_Aim_: Pull every line containing "若出其里" from the entries.

_Input_:
<<<<

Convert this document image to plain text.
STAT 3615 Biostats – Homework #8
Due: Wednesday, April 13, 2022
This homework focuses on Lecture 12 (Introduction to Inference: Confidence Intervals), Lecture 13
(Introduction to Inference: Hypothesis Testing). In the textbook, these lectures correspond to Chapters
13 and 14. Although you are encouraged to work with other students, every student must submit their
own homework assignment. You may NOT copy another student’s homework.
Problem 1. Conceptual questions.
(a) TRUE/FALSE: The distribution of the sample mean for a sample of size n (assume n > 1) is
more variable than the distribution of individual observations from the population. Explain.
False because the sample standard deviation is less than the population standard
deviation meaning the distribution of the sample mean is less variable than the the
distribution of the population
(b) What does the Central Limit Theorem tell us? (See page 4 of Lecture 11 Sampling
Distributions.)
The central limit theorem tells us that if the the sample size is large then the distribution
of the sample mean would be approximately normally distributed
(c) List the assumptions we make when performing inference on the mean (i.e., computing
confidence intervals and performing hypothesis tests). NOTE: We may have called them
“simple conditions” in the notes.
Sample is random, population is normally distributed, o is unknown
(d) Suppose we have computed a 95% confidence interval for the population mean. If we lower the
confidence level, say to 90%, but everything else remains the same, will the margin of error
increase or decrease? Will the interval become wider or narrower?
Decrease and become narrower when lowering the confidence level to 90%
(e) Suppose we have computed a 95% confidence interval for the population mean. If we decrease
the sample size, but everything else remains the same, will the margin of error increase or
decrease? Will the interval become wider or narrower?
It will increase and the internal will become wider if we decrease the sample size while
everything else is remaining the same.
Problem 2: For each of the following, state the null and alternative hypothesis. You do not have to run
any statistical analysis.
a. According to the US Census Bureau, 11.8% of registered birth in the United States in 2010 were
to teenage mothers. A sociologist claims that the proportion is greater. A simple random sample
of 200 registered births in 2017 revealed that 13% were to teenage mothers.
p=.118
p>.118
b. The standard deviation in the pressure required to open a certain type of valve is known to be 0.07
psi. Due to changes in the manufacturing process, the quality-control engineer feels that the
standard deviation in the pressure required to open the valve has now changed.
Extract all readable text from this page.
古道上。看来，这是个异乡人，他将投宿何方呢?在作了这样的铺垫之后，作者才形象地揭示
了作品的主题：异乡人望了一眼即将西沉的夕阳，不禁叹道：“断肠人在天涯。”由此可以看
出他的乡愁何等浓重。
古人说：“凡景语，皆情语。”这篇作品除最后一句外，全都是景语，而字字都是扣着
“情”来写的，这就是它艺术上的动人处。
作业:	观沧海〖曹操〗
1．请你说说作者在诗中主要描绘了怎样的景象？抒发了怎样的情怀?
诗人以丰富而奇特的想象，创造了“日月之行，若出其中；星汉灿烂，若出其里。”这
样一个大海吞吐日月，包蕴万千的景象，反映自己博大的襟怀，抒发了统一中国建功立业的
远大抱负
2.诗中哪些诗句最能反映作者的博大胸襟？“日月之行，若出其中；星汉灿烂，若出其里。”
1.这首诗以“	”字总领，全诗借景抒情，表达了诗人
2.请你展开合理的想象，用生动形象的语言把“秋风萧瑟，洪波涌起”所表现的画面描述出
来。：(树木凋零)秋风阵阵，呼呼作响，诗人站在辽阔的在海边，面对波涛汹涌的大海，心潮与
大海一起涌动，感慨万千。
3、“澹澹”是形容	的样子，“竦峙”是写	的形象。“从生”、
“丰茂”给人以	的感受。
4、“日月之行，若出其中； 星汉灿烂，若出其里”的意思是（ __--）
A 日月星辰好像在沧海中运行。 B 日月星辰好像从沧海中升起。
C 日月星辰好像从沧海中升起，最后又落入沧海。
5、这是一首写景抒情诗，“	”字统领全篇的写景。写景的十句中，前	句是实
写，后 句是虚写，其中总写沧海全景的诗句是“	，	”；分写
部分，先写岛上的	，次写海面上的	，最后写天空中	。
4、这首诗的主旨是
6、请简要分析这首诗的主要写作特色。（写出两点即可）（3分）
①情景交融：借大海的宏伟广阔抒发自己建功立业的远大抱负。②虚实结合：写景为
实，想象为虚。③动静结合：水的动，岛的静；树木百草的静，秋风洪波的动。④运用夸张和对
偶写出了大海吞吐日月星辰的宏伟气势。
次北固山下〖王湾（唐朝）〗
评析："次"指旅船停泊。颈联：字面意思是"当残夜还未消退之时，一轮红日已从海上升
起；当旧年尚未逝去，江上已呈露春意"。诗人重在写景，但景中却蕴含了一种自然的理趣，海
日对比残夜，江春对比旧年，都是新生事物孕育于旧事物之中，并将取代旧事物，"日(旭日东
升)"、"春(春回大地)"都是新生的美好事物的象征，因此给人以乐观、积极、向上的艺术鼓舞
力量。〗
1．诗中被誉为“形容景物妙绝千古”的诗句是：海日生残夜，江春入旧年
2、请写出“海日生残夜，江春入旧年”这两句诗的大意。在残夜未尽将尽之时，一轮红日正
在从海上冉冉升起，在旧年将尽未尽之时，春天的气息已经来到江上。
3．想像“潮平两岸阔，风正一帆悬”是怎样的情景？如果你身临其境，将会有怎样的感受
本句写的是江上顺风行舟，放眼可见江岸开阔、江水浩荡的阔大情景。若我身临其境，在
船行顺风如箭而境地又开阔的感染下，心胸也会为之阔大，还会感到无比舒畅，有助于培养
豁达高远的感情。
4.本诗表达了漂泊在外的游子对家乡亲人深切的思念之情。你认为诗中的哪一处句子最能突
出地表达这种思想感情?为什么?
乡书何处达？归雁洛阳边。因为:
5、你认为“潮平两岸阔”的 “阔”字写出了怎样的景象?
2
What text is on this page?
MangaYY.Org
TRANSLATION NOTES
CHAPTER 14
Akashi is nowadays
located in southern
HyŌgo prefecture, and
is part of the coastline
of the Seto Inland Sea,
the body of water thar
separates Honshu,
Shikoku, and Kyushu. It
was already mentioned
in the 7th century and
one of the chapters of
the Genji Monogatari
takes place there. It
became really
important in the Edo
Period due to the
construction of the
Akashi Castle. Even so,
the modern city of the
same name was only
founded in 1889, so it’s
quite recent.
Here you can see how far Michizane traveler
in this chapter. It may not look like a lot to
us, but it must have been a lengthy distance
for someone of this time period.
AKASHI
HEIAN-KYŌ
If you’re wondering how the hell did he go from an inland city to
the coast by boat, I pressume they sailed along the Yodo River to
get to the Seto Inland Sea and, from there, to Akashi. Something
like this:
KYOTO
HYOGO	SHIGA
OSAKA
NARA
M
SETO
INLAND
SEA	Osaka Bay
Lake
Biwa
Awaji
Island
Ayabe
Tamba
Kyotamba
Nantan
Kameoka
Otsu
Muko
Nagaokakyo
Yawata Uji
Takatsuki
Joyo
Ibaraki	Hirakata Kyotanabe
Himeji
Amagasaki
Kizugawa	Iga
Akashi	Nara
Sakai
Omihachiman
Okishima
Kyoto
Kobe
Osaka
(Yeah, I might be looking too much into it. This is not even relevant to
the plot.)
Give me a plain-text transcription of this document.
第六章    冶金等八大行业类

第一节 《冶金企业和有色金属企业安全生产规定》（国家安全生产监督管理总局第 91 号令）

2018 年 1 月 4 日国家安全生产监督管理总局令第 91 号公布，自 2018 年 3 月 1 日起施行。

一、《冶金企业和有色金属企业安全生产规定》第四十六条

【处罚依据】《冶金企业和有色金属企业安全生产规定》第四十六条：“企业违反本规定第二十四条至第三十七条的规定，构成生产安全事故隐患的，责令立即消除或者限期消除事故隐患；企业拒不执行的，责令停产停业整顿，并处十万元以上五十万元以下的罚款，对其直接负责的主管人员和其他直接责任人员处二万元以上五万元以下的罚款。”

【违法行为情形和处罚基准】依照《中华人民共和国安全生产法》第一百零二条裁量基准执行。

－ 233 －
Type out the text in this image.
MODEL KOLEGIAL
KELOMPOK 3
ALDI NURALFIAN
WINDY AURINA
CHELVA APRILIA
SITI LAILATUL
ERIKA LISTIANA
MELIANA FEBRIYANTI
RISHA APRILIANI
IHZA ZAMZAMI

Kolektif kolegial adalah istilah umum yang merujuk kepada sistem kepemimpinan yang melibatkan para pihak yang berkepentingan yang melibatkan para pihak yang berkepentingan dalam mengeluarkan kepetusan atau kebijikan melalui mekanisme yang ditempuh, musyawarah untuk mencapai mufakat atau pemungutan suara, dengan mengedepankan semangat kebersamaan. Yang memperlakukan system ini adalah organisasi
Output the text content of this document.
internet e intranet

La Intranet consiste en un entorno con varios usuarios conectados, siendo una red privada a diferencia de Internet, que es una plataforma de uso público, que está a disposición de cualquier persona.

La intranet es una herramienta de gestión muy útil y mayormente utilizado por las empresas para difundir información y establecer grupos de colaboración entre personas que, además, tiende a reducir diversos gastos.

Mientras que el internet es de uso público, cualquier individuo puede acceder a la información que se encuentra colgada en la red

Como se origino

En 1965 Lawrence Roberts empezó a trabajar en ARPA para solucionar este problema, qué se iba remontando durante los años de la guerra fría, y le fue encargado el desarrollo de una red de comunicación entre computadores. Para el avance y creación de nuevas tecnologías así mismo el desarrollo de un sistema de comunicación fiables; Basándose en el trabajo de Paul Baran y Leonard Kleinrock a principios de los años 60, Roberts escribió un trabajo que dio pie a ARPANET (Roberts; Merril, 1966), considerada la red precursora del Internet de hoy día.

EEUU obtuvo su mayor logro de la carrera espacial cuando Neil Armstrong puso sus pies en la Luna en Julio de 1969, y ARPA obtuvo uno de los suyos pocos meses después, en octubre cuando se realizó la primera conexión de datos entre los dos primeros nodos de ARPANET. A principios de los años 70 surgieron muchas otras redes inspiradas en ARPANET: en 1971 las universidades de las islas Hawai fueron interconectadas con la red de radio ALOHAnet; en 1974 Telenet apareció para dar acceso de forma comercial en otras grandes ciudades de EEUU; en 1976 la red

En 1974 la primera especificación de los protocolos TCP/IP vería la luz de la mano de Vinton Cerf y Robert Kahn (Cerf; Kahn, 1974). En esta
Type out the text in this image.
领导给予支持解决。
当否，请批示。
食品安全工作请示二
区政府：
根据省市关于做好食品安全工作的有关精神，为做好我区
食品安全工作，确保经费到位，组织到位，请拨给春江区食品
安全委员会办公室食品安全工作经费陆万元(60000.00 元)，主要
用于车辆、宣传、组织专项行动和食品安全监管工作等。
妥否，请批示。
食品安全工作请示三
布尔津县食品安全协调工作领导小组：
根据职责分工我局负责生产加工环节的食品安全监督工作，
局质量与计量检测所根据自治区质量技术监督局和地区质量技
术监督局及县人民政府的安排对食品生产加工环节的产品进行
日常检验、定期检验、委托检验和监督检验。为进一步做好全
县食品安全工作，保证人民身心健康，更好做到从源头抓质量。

>>>>

_Exercise output_:
诗人以丰富而奇特的想象，创造了“日月之行，若出其中；星汉灿烂，若出其里。”这
2.诗中哪些诗句最能反映作者的博大胸襟？“日月之行，若出其中；星汉灿烂，若出其里。”
4、“日月之行，若出其中； 星汉灿烂，若出其里”的意思是（ __--）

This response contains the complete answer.